(To be done) Your task is to quote the material that follows, in full and exactly.

[Chart and figure data]
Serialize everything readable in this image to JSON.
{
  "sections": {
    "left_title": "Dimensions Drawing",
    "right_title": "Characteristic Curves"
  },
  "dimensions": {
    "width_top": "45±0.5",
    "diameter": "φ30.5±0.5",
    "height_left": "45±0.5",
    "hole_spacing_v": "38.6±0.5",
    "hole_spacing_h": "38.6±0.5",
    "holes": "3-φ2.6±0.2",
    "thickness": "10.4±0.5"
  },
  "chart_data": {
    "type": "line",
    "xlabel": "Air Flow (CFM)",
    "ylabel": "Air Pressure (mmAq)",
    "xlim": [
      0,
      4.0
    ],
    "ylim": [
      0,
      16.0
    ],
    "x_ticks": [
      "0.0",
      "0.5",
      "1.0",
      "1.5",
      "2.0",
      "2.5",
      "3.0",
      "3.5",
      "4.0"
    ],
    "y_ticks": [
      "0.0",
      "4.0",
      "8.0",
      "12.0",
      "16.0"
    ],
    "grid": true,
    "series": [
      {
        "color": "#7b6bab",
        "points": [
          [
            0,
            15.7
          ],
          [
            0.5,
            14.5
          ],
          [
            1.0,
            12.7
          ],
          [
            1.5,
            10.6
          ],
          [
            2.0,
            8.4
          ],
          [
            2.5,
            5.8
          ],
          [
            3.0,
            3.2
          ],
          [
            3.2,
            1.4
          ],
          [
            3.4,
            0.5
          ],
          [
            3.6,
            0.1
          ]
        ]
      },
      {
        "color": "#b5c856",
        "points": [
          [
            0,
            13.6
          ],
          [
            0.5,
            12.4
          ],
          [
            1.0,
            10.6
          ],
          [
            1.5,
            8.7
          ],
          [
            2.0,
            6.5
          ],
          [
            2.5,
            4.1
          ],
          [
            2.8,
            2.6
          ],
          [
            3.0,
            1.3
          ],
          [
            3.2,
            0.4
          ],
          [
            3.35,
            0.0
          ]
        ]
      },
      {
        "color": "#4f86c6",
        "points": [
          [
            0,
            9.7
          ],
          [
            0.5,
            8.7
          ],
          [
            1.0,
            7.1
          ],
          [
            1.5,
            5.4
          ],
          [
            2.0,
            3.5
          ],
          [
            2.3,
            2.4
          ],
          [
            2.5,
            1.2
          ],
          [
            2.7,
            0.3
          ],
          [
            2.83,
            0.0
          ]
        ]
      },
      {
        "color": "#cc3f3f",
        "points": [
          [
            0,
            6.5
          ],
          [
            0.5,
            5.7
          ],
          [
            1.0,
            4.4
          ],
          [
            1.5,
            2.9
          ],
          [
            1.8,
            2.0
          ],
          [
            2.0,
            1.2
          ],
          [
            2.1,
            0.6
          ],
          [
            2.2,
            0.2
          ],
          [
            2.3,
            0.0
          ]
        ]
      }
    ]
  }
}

(Response below)
Serialize everything readable in this image to JSON.
{
  "sections": {
    "left_title": "Dimensions Drawing",
    "right_title": "Characteristic Curves"
  },
  "dimensions": {
    "width_top": "45±0.5",
    "diameter": "φ30.5±0.5",
    "height_left": "45±0.5",
    "hole_spacing_v": "38.6±0.5",
    "hole_spacing_h": "38.6±0.5",
    "holes": "3-φ2.6±0.2",
    "thickness": "10.4±0.5"
  },
  "chart_data": {
    "type": "line",
    "xlabel": "Air Flow (CFM)",
    "ylabel": "Air Pressure (mmAq)",
    "xlim": [
      0,
      4.0
    ],
    "ylim": [
      0,
      16.0
    ],
    "x_ticks": [
      "0.0",
      "0.5",
      "1.0",
      "1.5",
      "2.0",
      "2.5",
      "3.0",
      "3.5",
      "4.0"
    ],
    "y_ticks": [
      "0.0",
      "4.0",
      "8.0",
      "12.0",
      "16.0"
    ],
    "grid": true,
    "series": [
      {
        "color": "#7b6bab",
        "points": [
          [
            0,
            15.7
          ],
          [
            0.5,
            14.5
          ],
          [
            1.0,
            12.7
          ],
          [
            1.5,
            10.6
          ],
          [
            2.0,
            8.4
          ],
          [
            2.5,
            5.8
          ],
          [
            3.0,
            3.2
          ],
          [
            3.2,
            1.4
          ],
          [
            3.4,
            0.5
          ],
          [
            3.6,
            0.1
          ]
        ]
      },
      {
        "color": "#b5c856",
        "points": [
          [
            0,
            13.6
          ],
          [
            0.5,
            12.4
          ],
          [
            1.0,
            10.6
          ],
          [
            1.5,
            8.7
          ],
          [
            2.0,
            6.5
          ],
          [
            2.5,
            4.1
          ],
          [
            2.8,
            2.6
          ],
          [
            3.0,
            1.3
          ],
          [
            3.2,
            0.4
          ],
          [
            3.35,
            0.0
          ]
        ]
      },
      {
        "color": "#4f86c6",
        "points": [
          [
            0,
            9.7
          ],
          [
            0.5,
            8.7
          ],
          [
            1.0,
            7.1
          ],
          [
            1.5,
            5.4
          ],
          [
            2.0,
            3.5
          ],
          [
            2.3,
            2.4
          ],
          [
            2.5,
            1.2
          ],
          [
            2.7,
            0.3
          ],
          [
            2.83,
            0.0
          ]
        ]
      },
      {
        "color": "#cc3f3f",
        "points": [
          [
            0,
            6.5
          ],
          [
            0.5,
            5.7
          ],
          [
            1.0,
            4.4
          ],
          [
            1.5,
            2.9
          ],
          [
            1.8,
            2.0
          ],
          [
            2.0,
            1.2
          ],
          [
            2.1,
            0.6
          ],
          [
            2.2,
            0.2
          ],
          [
            2.3,
            0.0
          ]
        ]
      }
    ]
  }
}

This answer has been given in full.